(Source records)
-*-*-

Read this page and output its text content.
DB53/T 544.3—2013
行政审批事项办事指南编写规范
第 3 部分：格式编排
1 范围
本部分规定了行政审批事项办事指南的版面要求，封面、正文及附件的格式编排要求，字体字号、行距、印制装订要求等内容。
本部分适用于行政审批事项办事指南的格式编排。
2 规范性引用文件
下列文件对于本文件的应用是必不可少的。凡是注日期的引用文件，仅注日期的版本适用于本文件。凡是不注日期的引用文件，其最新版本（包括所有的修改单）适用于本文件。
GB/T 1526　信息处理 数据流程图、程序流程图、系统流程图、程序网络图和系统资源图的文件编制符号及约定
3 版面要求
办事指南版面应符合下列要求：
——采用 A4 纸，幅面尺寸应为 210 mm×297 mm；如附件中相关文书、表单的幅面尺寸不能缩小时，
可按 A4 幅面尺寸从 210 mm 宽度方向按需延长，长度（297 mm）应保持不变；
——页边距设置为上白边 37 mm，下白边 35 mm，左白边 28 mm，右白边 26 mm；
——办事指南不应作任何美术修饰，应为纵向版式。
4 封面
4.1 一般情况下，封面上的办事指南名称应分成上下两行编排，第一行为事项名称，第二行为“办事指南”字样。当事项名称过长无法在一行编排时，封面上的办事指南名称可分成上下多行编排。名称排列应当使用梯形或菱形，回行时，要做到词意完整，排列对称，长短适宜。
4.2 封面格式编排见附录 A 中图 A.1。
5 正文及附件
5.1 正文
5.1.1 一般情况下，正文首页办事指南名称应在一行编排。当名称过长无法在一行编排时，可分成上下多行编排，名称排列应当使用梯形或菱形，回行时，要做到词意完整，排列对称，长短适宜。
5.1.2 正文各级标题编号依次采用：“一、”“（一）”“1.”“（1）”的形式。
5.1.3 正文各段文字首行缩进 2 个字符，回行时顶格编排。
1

-*-*-

Written task:
Return all of the data exactly as it reads.

Exercise response:
Read this page and output its text content.
DB53/T 544.3—2013
行政审批事项办事指南编写规范
第 3 部分：格式编排
1 范围
本部分规定了行政审批事项办事指南的版面要求，封面、正文及附件的格式编排要求，字体字号、行距、印制装订要求等内容。
本部分适用于行政审批事项办事指南的格式编排。
2 规范性引用文件
下列文件对于本文件的应用是必不可少的。凡是注日期的引用文件，仅注日期的版本适用于本文件。凡是不注日期的引用文件，其最新版本（包括所有的修改单）适用于本文件。
GB/T 1526　信息处理 数据流程图、程序流程图、系统流程图、程序网络图和系统资源图的文件编制符号及约定
3 版面要求
办事指南版面应符合下列要求：
——采用 A4 纸，幅面尺寸应为 210 mm×297 mm；如附件中相关文书、表单的幅面尺寸不能缩小时，
可按 A4 幅面尺寸从 210 mm 宽度方向按需延长，长度（297 mm）应保持不变；
——页边距设置为上白边 37 mm，下白边 35 mm，左白边 28 mm，右白边 26 mm；
——办事指南不应作任何美术修饰，应为纵向版式。
4 封面
4.1 一般情况下，封面上的办事指南名称应分成上下两行编排，第一行为事项名称，第二行为“办事指南”字样。当事项名称过长无法在一行编排时，封面上的办事指南名称可分成上下多行编排。名称排列应当使用梯形或菱形，回行时，要做到词意完整，排列对称，长短适宜。
4.2 封面格式编排见附录 A 中图 A.1。
5 正文及附件
5.1 正文
5.1.1 一般情况下，正文首页办事指南名称应在一行编排。当名称过长无法在一行编排时，可分成上下多行编排，名称排列应当使用梯形或菱形，回行时，要做到词意完整，排列对称，长短适宜。
5.1.2 正文各级标题编号依次采用：“一、”“（一）”“1.”“（1）”的形式。
5.1.3 正文各段文字首行缩进 2 个字符，回行时顶格编排。
1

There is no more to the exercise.